_Исходный отрывок_:
Обесчувствлсние высшего искусства. Благодаря исключительному развитию интеллекта через художественное развитие новой музыки наши уши становятся все более интеллектуальными. Поэтому мы теперь выносим гораздо большую силу звука, гораздо больше «шуму», ибо мы гораздо лучше, чем наши предки, приучились внимать разуму в нем. Фактически все наши чувства именно потому, что они всегда спрашивают о разуме, т. е. о том, «что означает», а уже не о том, «что есть», немного отупели; такое отупение сказывается, например, в исключительном господстве температуры звуков; ибо теперь уши, которые еще улавливают более тонкие различия, например между cis и des, принадлежат к исключениям. В этом отношении наше ухо огрубело. Далее, безобразная, изначально враждебная чувствам сторона мира была завоевана для музыки; способность последней выражать возвышенное, страшное, таинственное тем самым изумительно расширилась: наша музыка дарует теперь речь таким вещам, которые прежде были бессловесны. Сходным образом некоторые живописцы сделали глаз более интеллектуальным и далеко вышли за пределы того, что прежде называлось наслаждением красками и формами. И здесь та сторона мира, которая первоначально считалась безобразной, была завоевана художественным разумом. — К чему все это приводит? Чем более глаз и ухо становятся способными к мышлению, тем более они приближаются к границе, где они становятся бесчувственными: удовольствие переносится в мозг, сами органы чувств тупеют и слабеют, символическое все более заступает место реального — и, таким образом, на этом пути мы столь же верно доходим до варварства, как и на каком-либо ином. Пока наше чувство еще гласит: мир безобразнее, чем когда-либо, но он означает прекраснейший из всех возможных миров. Но чем более рассеивается и улетучивается благоухание значения, тем реже встречаются люди, которые еще воспринимают его; остальные же знают только безобразное и пытаются непосредственно извлечь из него наслаждение, что, однако, должно им удаваться все хуже. Так, в Германии существует двоякое течение в музыкальном развитии: с одной стороны, несколько десятков тысяч людей со все более высокими и тонкими запросами, внимающие только «значению», а с другой — огромное большинство, которое с каждым годом становится все менее способным понимать значительное в чувственно безобразной форме и потому все более научается непосредственно довольствоваться безобразным и отвратительным, т. е. низменно-чувственным в музыке.

Записи об элементах и их координатах

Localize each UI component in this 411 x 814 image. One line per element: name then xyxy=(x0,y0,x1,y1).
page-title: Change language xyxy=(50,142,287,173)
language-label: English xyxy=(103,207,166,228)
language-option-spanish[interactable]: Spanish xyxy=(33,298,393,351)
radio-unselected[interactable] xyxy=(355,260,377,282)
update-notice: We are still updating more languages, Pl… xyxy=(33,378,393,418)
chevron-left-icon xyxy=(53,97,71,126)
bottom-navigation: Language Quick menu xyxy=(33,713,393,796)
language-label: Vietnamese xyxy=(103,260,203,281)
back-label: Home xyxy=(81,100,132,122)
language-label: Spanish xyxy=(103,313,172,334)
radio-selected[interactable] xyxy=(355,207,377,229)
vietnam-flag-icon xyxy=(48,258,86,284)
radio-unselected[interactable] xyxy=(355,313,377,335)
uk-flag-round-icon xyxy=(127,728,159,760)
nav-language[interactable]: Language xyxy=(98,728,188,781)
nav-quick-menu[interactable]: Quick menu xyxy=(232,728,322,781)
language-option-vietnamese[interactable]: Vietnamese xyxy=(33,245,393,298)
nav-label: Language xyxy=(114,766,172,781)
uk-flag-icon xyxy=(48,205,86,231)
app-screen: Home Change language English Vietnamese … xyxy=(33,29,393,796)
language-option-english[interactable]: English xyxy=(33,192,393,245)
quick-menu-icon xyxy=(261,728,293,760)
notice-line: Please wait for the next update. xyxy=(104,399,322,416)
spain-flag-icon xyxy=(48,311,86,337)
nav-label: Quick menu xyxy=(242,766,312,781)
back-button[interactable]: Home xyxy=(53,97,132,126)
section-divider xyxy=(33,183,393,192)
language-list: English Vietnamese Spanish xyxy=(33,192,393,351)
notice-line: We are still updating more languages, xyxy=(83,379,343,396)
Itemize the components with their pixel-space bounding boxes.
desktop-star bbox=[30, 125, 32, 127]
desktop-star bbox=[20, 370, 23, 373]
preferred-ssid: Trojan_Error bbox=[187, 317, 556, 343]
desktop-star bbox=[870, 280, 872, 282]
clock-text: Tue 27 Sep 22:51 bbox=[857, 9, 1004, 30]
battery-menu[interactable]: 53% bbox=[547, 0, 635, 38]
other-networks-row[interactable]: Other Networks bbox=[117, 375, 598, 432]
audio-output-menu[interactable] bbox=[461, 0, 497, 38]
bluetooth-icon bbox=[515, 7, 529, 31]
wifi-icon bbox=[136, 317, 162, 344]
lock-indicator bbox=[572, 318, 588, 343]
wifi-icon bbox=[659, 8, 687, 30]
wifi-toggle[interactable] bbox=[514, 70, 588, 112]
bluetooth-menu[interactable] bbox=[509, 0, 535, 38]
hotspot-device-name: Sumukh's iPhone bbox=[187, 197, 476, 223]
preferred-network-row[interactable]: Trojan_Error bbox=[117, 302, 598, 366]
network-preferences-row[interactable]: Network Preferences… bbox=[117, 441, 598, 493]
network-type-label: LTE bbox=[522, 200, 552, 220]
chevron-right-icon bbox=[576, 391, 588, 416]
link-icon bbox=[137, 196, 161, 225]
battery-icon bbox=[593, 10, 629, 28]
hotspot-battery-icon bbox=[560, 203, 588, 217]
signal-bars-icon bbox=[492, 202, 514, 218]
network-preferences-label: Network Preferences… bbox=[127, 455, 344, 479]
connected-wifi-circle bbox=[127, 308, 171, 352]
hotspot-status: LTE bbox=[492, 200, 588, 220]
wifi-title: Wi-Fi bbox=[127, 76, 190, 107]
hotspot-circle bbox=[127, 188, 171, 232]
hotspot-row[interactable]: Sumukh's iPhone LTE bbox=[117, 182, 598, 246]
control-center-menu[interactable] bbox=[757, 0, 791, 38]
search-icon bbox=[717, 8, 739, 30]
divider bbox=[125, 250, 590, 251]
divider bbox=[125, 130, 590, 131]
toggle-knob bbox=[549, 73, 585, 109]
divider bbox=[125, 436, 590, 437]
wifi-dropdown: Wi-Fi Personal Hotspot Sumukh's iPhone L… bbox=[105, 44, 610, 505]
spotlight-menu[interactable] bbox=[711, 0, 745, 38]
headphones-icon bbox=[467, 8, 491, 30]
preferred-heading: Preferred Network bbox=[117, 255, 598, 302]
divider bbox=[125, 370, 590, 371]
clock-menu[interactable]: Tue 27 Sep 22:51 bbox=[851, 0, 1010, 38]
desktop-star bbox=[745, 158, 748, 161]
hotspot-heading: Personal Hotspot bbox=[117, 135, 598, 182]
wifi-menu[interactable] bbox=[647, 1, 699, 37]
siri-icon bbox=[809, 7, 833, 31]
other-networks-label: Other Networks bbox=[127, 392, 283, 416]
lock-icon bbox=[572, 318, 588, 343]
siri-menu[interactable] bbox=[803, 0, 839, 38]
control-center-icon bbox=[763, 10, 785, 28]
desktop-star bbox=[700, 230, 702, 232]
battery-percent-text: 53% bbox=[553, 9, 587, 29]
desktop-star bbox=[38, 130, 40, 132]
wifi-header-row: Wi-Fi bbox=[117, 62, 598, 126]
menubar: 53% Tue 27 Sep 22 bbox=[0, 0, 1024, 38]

_Что сделать_:
1. Выведите записи от самого начала до строки с «radio-unselected[interactable] xyxy=(355,260,377,282)» включительно в виде таблицы Markdown со столбцами «№» и «Строка», пропустив пустые строки.
2. Допишите продолжение отрывка о притуплении чувств в новом искусстве, начав сразу после его последнего предложения.

_Ответы по заданиям_:
1.
| № | Строка |
|---|---|
| 1 | Localize each UI component in this 411 x 814 image. One line per element: name then xyxy=(x0,y0,x1,y1). |
| 2 | page-title: Change language xyxy=(50,142,287,173) |
| 3 | language-label: English xyxy=(103,207,166,228) |
| 4 | language-option-spanish[interactable]: Spanish xyxy=(33,298,393,351) |
| 5 | radio-unselected[interactable] xyxy=(355,260,377,282) |

2.
218

Камень ныне более камень, чем прежде. Мы уже в общем не понимаем более архитектуры или по меньшей мере понимаем ее далеко не так, как музыку. Мы уже выросли из символизма линий и фигур, подобно тому как мы отвыкли от звуковых воздействий риторики; эта сторона образования уже не была для нас молоком матери, которое мы всасывали с первых мгновений нашей жизни. В греческом или христианском здании первоначально все означало нечто, и притом в отношении высшего порядка вещей: это настроение неисчерпаемой значительности окружало здание, подобно волшебному покрывалу. Красота входила в систему, лишь как второстепенное начало, не умаляя существенно основного чувства таинственно-возвышенного, освященного магией и близостью божества; красота разве только смягчала ужас — но этот ужас был всегда необходимым условием. — Что означает теперь для нас красота здания? То же что красивое лицо бездушной женщины: нечто подобное маске.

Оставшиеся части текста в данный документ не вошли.